Stored data:
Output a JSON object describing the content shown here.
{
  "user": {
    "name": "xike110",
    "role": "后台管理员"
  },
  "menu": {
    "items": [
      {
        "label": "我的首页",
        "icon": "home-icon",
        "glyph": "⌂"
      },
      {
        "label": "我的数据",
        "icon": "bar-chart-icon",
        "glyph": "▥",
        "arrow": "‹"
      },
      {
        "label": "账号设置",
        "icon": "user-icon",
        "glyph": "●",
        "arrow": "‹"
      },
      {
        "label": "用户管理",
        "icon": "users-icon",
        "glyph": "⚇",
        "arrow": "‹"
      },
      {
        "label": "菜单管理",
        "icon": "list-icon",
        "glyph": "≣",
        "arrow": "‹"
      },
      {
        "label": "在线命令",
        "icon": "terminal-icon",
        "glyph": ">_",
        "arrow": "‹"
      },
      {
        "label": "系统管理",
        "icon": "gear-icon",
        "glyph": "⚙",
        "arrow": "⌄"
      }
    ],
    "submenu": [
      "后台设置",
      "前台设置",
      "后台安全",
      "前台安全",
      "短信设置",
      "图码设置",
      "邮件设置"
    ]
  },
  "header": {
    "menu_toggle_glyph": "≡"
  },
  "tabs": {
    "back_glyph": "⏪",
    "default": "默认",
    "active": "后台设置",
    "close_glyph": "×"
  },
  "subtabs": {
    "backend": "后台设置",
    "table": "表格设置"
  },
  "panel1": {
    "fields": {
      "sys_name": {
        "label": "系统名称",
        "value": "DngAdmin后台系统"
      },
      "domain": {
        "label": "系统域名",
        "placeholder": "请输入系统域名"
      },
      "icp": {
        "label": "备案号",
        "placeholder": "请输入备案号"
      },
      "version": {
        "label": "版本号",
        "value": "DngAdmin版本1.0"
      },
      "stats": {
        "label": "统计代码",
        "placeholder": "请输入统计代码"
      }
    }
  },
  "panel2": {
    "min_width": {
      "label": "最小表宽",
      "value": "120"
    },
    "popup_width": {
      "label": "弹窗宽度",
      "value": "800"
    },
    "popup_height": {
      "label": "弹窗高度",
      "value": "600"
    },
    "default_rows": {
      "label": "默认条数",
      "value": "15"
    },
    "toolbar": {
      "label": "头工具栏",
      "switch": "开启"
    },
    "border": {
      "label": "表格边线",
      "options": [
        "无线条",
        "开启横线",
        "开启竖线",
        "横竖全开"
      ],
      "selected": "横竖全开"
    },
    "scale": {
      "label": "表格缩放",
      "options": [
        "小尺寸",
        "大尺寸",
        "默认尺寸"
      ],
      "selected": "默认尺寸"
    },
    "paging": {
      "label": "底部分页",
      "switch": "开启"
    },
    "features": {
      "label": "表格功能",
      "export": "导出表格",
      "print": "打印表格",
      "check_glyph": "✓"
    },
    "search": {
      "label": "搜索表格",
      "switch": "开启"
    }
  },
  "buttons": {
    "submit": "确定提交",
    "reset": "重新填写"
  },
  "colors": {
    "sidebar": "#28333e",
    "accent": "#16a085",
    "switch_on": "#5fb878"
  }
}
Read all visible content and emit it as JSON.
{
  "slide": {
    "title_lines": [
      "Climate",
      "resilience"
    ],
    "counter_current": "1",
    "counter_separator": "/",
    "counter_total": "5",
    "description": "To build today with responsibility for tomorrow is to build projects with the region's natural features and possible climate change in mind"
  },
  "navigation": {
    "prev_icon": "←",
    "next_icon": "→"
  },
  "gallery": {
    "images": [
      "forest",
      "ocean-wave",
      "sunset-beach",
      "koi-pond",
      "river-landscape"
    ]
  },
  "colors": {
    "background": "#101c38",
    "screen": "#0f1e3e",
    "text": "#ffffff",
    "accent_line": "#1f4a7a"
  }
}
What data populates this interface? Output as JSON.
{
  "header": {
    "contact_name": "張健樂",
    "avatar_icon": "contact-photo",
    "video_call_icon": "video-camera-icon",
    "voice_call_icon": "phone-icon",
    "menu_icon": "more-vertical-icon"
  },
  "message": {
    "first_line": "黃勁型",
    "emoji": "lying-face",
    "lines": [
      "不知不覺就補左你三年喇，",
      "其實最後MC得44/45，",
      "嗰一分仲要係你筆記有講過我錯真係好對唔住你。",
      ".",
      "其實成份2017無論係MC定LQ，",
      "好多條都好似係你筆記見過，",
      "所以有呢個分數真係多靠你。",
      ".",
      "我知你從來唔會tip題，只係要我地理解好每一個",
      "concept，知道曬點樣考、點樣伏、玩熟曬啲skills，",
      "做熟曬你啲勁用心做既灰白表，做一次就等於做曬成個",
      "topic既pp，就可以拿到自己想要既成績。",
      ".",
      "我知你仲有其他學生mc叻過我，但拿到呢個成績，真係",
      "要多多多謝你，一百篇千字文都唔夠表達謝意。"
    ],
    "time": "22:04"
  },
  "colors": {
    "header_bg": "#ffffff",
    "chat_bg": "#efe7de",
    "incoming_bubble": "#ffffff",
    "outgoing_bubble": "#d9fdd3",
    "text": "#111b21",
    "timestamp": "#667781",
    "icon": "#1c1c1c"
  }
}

_THE PROBLEM_
From the material above, count the lines that include "content" and give only the total.

_TASK ANSWER_
2